What is needed
Your task is to copy every line of this material exactly.

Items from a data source
━━━━━━

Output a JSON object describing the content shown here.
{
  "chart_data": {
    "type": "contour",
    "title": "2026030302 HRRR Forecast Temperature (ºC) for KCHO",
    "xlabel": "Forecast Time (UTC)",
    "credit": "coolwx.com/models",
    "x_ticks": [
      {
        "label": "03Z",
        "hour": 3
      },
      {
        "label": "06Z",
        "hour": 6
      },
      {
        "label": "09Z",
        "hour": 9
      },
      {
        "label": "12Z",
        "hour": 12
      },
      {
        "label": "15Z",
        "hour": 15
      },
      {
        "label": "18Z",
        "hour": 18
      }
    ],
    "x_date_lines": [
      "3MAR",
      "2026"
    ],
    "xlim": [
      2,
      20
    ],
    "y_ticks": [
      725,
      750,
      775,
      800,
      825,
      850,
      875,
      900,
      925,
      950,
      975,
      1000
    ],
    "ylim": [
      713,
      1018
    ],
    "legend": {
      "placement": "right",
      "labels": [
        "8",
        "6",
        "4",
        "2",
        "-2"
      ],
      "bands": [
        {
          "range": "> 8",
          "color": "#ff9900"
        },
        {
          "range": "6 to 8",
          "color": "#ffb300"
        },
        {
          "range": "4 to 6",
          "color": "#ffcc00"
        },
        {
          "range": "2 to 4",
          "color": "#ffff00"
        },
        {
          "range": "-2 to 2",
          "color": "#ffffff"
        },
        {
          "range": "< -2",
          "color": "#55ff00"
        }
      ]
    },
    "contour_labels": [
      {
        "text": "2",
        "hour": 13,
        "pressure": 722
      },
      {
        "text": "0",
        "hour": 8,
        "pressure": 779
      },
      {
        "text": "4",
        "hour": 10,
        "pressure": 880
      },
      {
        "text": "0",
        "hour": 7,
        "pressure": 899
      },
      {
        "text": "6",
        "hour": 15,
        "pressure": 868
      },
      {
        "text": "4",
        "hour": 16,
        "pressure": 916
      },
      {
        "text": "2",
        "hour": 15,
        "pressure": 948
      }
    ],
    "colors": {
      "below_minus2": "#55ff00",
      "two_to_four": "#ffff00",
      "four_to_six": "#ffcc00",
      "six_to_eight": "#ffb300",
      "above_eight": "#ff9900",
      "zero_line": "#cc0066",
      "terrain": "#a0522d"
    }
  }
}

━━━━━━

Result for this exercise
Output a JSON object describing the content shown here.
{
  "chart_data": {
    "type": "contour",
    "title": "2026030302 HRRR Forecast Temperature (ºC) for KCHO",
    "xlabel": "Forecast Time (UTC)",
    "credit": "coolwx.com/models",
    "x_ticks": [
      {
        "label": "03Z",
        "hour": 3
      },
      {
        "label": "06Z",
        "hour": 6
      },
      {
        "label": "09Z",
        "hour": 9
      },
      {
        "label": "12Z",
        "hour": 12
      },
      {
        "label": "15Z",
        "hour": 15
      },
      {
        "label": "18Z",
        "hour": 18
      }
    ],
    "x_date_lines": [
      "3MAR",
      "2026"
    ],
    "xlim": [
      2,
      20
    ],
    "y_ticks": [
      725,
      750,
      775,
      800,
      825,
      850,
      875,
      900,
      925,
      950,
      975,
      1000
    ],
    "ylim": [
      713,
      1018
    ],
    "legend": {
      "placement": "right",
      "labels": [
        "8",
        "6",
        "4",
        "2",
        "-2"
      ],
      "bands": [
        {
          "range": "> 8",
          "color": "#ff9900"
        },
        {
          "range": "6 to 8",
          "color": "#ffb300"
        },
        {
          "range": "4 to 6",
          "color": "#ffcc00"
        },
        {
          "range": "2 to 4",
          "color": "#ffff00"
        },
        {
          "range": "-2 to 2",
          "color": "#ffffff"
        },
        {
          "range": "< -2",
          "color": "#55ff00"
        }
      ]
    },
    "contour_labels": [
      {
        "text": "2",
        "hour": 13,
        "pressure": 722
      },
      {
        "text": "0",
        "hour": 8,
        "pressure": 779
      },
      {
        "text": "4",
        "hour": 10,
        "pressure": 880
      },
      {
        "text": "0",
        "hour": 7,
        "pressure": 899
      },
      {
        "text": "6",
        "hour": 15,
        "pressure": 868
      },
      {
        "text": "4",
        "hour": 16,
        "pressure": 916
      },
      {
        "text": "2",
        "hour": 15,
        "pressure": 948
      }
    ],
    "colors": {
      "below_minus2": "#55ff00",
      "two_to_four": "#ffff00",
      "four_to_six": "#ffcc00",
      "six_to_eight": "#ffb300",
      "above_eight": "#ff9900",
      "zero_line": "#cc0066",
      "terrain": "#a0522d"
    }
  }
}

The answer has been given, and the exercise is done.